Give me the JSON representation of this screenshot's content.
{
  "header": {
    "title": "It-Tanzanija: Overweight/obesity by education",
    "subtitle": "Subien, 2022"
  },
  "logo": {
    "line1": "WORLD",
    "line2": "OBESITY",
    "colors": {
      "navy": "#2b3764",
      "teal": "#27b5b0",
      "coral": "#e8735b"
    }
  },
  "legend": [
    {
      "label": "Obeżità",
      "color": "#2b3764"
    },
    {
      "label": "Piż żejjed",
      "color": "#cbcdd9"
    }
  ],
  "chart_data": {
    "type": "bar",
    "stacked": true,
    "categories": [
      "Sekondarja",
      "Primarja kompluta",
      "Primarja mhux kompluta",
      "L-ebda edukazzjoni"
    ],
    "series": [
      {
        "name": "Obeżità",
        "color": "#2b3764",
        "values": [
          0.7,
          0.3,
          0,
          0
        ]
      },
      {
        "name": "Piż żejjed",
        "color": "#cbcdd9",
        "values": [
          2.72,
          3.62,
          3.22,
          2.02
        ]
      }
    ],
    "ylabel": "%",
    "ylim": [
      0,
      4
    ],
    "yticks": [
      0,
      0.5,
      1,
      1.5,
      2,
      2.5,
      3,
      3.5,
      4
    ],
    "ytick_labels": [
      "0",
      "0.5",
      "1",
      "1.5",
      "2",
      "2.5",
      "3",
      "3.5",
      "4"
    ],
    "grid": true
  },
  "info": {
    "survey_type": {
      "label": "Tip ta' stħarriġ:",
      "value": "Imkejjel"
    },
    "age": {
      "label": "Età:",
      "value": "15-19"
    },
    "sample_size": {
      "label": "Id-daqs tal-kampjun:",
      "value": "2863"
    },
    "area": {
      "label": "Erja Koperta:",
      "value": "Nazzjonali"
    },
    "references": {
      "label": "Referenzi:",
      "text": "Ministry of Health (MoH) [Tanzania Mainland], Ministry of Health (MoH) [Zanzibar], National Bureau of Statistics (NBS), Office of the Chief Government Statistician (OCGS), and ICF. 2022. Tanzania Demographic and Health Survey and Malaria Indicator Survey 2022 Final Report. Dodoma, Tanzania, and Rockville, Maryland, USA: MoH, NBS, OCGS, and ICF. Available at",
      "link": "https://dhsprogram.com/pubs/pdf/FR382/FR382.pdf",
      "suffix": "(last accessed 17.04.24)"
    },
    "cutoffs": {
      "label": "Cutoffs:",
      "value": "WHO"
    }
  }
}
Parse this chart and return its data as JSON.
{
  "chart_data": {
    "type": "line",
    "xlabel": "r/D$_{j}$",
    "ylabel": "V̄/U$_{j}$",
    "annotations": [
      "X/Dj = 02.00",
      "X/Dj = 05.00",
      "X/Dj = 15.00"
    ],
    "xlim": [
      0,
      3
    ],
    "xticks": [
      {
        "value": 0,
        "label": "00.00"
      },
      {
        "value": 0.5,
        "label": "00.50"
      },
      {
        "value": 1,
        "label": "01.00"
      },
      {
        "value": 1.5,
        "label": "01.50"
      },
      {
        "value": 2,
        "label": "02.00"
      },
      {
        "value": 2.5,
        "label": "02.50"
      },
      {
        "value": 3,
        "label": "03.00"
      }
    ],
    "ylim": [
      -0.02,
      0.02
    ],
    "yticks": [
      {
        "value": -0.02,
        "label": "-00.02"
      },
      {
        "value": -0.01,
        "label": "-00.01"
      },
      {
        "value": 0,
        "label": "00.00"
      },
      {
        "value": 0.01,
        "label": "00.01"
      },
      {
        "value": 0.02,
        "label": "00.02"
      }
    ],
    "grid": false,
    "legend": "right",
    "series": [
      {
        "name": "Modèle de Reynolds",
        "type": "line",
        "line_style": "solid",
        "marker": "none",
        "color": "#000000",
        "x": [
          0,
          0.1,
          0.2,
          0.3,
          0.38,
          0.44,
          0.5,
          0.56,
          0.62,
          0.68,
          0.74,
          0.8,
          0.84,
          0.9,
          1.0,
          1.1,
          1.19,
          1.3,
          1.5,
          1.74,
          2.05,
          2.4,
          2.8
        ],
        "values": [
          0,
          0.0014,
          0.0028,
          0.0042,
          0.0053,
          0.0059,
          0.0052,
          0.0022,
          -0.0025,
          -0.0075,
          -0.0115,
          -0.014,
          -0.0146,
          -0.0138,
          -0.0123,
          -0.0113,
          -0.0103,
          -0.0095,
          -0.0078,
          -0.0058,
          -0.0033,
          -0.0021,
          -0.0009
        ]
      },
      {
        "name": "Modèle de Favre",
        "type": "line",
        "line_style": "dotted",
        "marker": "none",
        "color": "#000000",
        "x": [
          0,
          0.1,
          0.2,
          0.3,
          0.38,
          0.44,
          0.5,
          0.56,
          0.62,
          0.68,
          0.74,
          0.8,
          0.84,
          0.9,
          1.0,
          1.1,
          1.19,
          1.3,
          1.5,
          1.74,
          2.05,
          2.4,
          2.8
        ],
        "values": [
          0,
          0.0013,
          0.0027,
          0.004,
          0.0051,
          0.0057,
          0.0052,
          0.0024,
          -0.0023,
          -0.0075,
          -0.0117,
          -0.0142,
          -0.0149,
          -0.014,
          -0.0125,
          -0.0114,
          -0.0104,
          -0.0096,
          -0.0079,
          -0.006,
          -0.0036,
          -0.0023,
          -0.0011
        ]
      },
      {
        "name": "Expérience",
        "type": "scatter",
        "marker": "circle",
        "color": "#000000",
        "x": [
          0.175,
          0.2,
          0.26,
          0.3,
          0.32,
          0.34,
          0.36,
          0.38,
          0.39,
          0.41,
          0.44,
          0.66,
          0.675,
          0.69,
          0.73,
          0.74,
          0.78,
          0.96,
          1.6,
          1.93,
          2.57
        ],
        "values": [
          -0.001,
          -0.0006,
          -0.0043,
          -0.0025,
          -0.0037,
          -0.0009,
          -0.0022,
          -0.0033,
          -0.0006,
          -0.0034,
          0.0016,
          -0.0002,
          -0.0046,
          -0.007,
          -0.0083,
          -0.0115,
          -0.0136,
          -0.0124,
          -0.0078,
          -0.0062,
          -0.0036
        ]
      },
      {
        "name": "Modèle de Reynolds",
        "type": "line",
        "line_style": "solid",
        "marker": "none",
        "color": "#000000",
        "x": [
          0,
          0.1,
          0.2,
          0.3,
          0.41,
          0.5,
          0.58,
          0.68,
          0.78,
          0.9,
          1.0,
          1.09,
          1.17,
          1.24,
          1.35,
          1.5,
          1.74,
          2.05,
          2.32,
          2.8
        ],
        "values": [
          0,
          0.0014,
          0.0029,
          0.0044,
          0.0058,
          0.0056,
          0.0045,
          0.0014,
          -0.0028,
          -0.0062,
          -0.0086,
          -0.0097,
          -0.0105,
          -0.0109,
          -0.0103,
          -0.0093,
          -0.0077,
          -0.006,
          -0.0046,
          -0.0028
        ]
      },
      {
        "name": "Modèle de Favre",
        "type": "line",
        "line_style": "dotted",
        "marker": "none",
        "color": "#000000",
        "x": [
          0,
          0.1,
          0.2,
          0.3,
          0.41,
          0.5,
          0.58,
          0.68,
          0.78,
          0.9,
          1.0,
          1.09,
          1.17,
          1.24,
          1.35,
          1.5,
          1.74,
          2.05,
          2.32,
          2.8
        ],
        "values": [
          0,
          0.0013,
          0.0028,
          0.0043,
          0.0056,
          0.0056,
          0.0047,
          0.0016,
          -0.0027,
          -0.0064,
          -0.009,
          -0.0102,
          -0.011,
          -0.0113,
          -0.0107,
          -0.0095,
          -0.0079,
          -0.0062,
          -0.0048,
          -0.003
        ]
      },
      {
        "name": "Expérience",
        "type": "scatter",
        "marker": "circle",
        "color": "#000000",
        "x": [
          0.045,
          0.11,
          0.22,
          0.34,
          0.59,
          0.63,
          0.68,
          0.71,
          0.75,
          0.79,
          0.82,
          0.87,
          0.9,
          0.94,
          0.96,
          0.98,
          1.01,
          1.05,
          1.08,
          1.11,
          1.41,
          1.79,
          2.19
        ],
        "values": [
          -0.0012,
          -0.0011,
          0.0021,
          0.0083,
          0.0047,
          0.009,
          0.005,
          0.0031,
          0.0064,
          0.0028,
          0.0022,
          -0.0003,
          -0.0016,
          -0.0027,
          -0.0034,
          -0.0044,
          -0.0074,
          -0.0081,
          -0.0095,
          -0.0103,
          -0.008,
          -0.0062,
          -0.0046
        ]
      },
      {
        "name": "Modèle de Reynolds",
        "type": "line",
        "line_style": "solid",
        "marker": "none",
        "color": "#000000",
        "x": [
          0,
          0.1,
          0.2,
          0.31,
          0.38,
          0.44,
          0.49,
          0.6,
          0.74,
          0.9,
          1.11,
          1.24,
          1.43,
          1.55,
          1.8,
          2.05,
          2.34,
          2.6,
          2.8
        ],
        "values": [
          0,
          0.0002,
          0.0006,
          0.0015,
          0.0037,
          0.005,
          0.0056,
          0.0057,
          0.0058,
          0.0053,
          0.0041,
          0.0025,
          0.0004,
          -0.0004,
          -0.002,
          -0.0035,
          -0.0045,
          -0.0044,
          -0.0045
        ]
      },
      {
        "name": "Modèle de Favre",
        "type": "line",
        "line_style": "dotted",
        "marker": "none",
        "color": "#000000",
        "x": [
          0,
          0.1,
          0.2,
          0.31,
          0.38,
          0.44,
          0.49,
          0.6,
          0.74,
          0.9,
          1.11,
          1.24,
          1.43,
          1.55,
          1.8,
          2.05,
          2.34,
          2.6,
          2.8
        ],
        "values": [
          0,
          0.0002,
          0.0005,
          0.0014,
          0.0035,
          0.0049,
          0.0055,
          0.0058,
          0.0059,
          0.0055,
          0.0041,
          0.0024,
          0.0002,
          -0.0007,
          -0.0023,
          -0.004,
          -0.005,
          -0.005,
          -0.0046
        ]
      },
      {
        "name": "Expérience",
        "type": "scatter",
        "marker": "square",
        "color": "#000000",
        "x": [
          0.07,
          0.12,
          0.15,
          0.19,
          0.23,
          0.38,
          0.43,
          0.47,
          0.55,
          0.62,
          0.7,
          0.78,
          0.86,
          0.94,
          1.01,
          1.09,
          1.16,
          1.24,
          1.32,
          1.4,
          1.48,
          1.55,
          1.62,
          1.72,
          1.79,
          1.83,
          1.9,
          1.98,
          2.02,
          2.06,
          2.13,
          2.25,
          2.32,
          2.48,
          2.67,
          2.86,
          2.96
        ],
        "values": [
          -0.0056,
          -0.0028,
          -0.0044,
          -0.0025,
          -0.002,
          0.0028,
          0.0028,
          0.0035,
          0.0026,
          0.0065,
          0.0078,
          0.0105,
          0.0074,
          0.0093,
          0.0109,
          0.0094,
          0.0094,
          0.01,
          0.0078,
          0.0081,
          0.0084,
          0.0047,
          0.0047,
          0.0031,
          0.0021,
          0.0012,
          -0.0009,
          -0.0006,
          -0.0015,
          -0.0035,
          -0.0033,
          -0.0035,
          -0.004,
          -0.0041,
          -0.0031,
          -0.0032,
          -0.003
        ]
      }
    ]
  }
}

WHAT YOU ARE ASKED TO DO:
Select every line in the records above that contains the word "Primarja".

SOLUTION TO THE EXERCISE:
      "Primarja kompluta",
      "Primarja mhux kompluta",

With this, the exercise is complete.